Begin with the line that contains "Parse this screenshot: output" and transcribe each line after it, up to and including the last line of the listing below.

● ● ● ● ●

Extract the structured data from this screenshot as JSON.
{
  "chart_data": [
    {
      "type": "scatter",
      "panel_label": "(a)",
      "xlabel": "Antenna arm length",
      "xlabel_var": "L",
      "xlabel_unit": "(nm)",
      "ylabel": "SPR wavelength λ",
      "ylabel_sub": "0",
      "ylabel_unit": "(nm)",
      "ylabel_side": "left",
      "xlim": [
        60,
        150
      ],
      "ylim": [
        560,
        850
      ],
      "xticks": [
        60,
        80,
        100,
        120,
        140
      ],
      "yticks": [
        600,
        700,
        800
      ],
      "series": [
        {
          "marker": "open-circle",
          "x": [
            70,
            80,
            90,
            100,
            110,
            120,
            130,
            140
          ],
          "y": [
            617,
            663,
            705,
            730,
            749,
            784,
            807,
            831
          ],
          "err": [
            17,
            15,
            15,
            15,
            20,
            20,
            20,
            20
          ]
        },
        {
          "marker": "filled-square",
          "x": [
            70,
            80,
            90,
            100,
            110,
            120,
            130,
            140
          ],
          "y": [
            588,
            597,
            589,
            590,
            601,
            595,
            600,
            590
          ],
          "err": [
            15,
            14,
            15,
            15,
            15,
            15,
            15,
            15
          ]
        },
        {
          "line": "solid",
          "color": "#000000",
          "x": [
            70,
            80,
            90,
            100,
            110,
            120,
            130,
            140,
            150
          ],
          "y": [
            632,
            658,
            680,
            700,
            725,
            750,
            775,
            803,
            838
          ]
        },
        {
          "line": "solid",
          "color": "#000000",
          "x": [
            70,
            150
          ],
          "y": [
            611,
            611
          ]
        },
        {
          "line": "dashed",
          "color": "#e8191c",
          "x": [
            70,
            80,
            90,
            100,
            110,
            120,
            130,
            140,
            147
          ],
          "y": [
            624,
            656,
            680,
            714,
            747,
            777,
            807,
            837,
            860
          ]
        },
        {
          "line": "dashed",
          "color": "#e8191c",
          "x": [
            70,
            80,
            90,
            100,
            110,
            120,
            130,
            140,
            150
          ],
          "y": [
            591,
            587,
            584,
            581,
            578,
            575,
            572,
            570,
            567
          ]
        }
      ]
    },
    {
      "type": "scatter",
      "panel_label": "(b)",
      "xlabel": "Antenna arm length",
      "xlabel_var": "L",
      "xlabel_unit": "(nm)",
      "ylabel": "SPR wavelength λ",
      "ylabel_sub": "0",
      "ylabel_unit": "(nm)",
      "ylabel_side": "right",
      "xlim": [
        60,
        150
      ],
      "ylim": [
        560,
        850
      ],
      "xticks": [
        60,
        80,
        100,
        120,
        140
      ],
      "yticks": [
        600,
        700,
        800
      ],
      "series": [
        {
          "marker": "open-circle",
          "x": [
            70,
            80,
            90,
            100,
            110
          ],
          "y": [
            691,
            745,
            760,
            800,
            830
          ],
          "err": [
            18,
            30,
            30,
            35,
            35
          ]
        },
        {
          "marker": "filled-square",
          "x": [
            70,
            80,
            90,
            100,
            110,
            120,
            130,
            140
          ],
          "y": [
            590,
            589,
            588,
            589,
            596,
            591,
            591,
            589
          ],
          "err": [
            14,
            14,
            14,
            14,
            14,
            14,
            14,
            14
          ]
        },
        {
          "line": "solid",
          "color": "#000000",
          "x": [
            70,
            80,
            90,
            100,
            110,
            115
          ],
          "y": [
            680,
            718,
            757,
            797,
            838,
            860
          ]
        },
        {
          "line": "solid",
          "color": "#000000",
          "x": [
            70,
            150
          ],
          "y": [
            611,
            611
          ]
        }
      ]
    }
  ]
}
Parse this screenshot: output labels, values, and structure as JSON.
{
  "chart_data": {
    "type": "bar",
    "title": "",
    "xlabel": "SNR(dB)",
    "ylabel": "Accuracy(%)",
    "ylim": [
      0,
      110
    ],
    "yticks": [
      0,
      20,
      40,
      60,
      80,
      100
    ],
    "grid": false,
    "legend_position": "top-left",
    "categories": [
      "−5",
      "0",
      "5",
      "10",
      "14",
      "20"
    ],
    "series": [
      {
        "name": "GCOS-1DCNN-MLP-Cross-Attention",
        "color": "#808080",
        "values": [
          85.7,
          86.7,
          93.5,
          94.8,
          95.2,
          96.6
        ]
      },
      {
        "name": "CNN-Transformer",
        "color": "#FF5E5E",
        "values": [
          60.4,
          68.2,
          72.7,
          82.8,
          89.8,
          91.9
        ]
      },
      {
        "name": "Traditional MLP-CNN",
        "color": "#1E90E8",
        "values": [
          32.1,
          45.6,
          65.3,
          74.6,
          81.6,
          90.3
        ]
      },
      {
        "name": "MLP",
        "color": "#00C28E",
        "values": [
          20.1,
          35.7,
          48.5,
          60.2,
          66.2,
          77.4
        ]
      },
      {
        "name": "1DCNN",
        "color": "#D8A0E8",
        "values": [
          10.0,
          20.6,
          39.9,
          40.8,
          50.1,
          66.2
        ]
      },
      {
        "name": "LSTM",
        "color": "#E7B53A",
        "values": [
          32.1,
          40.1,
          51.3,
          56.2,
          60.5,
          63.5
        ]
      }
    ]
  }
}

● ● ● ● ●

* _REPLY_:
Parse this screenshot: output labels, values, and structure as JSON.
{
  "chart_data": {
    "type": "bar",
    "title": "",
    "xlabel": "SNR(dB)",
    "ylabel": "Accuracy(%)",
    "ylim": [
      0,
      110
    ],
    "yticks": [
      0,
      20,
      40,
      60,
      80,
      100
    ],
    "grid": false,
    "legend_position": "top-left",
    "categories": [
      "−5",
      "0",
      "5",
      "10",
      "14",
      "20"
    ],
    "series": [
      {
        "name": "GCOS-1DCNN-MLP-Cross-Attention",
        "color": "#808080",
        "values": [
          85.7,
          86.7,
          93.5,
          94.8,
          95.2,
          96.6
        ]
      },
      {
        "name": "CNN-Transformer",
        "color": "#FF5E5E",
        "values": [
          60.4,
          68.2,
          72.7,
          82.8,
          89.8,
          91.9
        ]
      },
      {
        "name": "Traditional MLP-CNN",
        "color": "#1E90E8",
        "values": [
          32.1,
          45.6,
          65.3,
          74.6,
          81.6,
          90.3
        ]
      },
      {
        "name": "MLP",
        "color": "#00C28E",
        "values": [
          20.1,
          35.7,
          48.5,
          60.2,
          66.2,
          77.4
        ]
      },
      {
        "name": "1DCNN",
        "color": "#D8A0E8",
        "values": [
          10.0,
          20.6,
          39.9,
          40.8,
          50.1,
          66.2
        ]
      },
      {
        "name": "LSTM",
        "color": "#E7B53A",
        "values": [
          32.1,
          40.1,
          51.3,
          56.2,
          60.5,
          63.5
        ]
      }
    ]
  }
}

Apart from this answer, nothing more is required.